§ **RAW RECORDS**:
# # # # #

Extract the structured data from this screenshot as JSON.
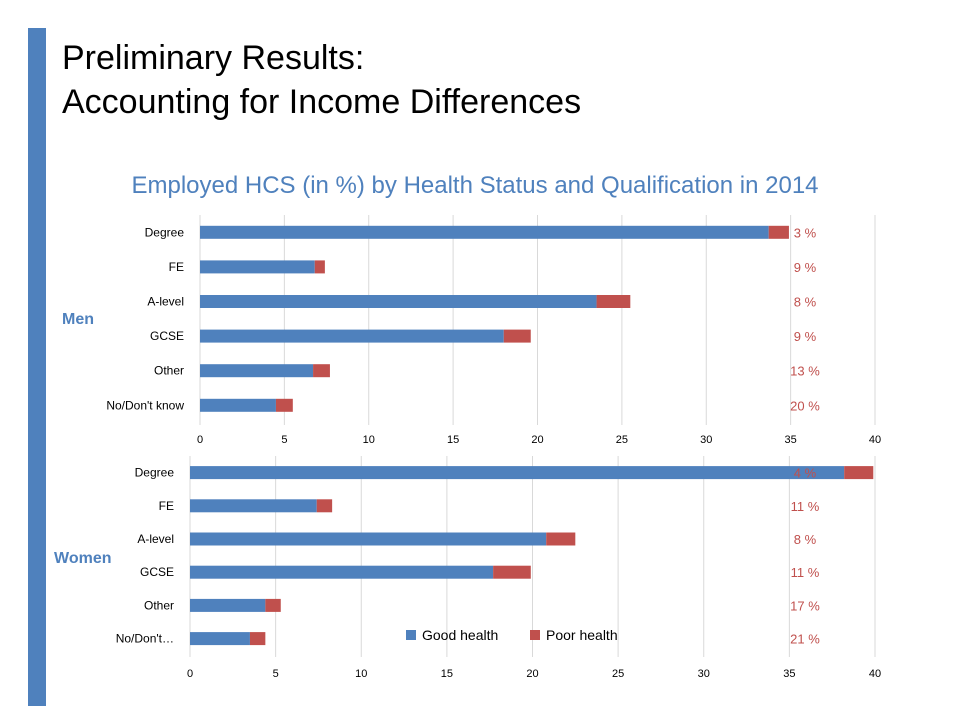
{
  "slide": {
    "title_line1": "Preliminary Results:",
    "title_line2": "Accounting for Income Differences",
    "chart_heading": "Employed HCS (in %) by Health Status and Qualification in 2014"
  },
  "colors": {
    "accent": "#4f81bd",
    "good_health": "#4f81bd",
    "poor_health": "#c0504d",
    "pct_label": "#c0504d",
    "gridline": "#d9d9d9"
  },
  "chart_data": [
    {
      "type": "bar",
      "orientation": "horizontal",
      "stacked": true,
      "panel_label": "Men",
      "categories": [
        "Degree",
        "FE",
        "A-level",
        "GCSE",
        "Other",
        "No/Don't know"
      ],
      "series": [
        {
          "name": "Good health",
          "values": [
            33.7,
            6.8,
            23.5,
            18.0,
            6.7,
            4.5
          ]
        },
        {
          "name": "Poor health",
          "values": [
            1.2,
            0.6,
            2.0,
            1.6,
            1.0,
            1.0
          ]
        }
      ],
      "annotations": [
        "3 %",
        "9 %",
        "8 %",
        "9 %",
        "13 %",
        "20 %"
      ],
      "xlim": [
        0,
        40
      ],
      "xticks": [
        0,
        5,
        10,
        15,
        20,
        25,
        30,
        35,
        40
      ],
      "grid": true,
      "legend": false
    },
    {
      "type": "bar",
      "orientation": "horizontal",
      "stacked": true,
      "panel_label": "Women",
      "categories": [
        "Degree",
        "FE",
        "A-level",
        "GCSE",
        "Other",
        "No/Don't…"
      ],
      "series": [
        {
          "name": "Good health",
          "values": [
            38.2,
            7.4,
            20.8,
            17.7,
            4.4,
            3.5
          ]
        },
        {
          "name": "Poor health",
          "values": [
            1.7,
            0.9,
            1.7,
            2.2,
            0.9,
            0.9
          ]
        }
      ],
      "annotations": [
        "4 %",
        "11 %",
        "8 %",
        "11 %",
        "17 %",
        "21 %"
      ],
      "xlim": [
        0,
        40
      ],
      "xticks": [
        0,
        5,
        10,
        15,
        20,
        25,
        30,
        35,
        40
      ],
      "grid": true,
      "legend": true,
      "legend_position": "bottom-center"
    }
  ]
}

# # # # #

§ **TASK**:
Above are records with pictures; repeat the records exactly and leave the pictures out.

§ **RESULT BELOW**:
Extract the structured data from this screenshot as JSON.
{
  "slide": {
    "title_line1": "Preliminary Results:",
    "title_line2": "Accounting for Income Differences",
    "chart_heading": "Employed HCS (in %) by Health Status and Qualification in 2014"
  },
  "colors": {
    "accent": "#4f81bd",
    "good_health": "#4f81bd",
    "poor_health": "#c0504d",
    "pct_label": "#c0504d",
    "gridline": "#d9d9d9"
  },
  "chart_data": [
    {
      "type": "bar",
      "orientation": "horizontal",
      "stacked": true,
      "panel_label": "Men",
      "categories": [
        "Degree",
        "FE",
        "A-level",
        "GCSE",
        "Other",
        "No/Don't know"
      ],
      "series": [
        {
          "name": "Good health",
          "values": [
            33.7,
            6.8,
            23.5,
            18.0,
            6.7,
            4.5
          ]
        },
        {
          "name": "Poor health",
          "values": [
            1.2,
            0.6,
            2.0,
            1.6,
            1.0,
            1.0
          ]
        }
      ],
      "annotations": [
        "3 %",
        "9 %",
        "8 %",
        "9 %",
        "13 %",
        "20 %"
      ],
      "xlim": [
        0,
        40
      ],
      "xticks": [
        0,
        5,
        10,
        15,
        20,
        25,
        30,
        35,
        40
      ],
      "grid": true,
      "legend": false
    },
    {
      "type": "bar",
      "orientation": "horizontal",
      "stacked": true,
      "panel_label": "Women",
      "categories": [
        "Degree",
        "FE",
        "A-level",
        "GCSE",
        "Other",
        "No/Don't…"
      ],
      "series": [
        {
          "name": "Good health",
          "values": [
            38.2,
            7.4,
            20.8,
            17.7,
            4.4,
            3.5
          ]
        },
        {
          "name": "Poor health",
          "values": [
            1.7,
            0.9,
            1.7,
            2.2,
            0.9,
            0.9
          ]
        }
      ],
      "annotations": [
        "4 %",
        "11 %",
        "8 %",
        "11 %",
        "17 %",
        "21 %"
      ],
      "xlim": [
        0,
        40
      ],
      "xticks": [
        0,
        5,
        10,
        15,
        20,
        25,
        30,
        35,
        40
      ],
      "grid": true,
      "legend": true,
      "legend_position": "bottom-center"
    }
  ]
}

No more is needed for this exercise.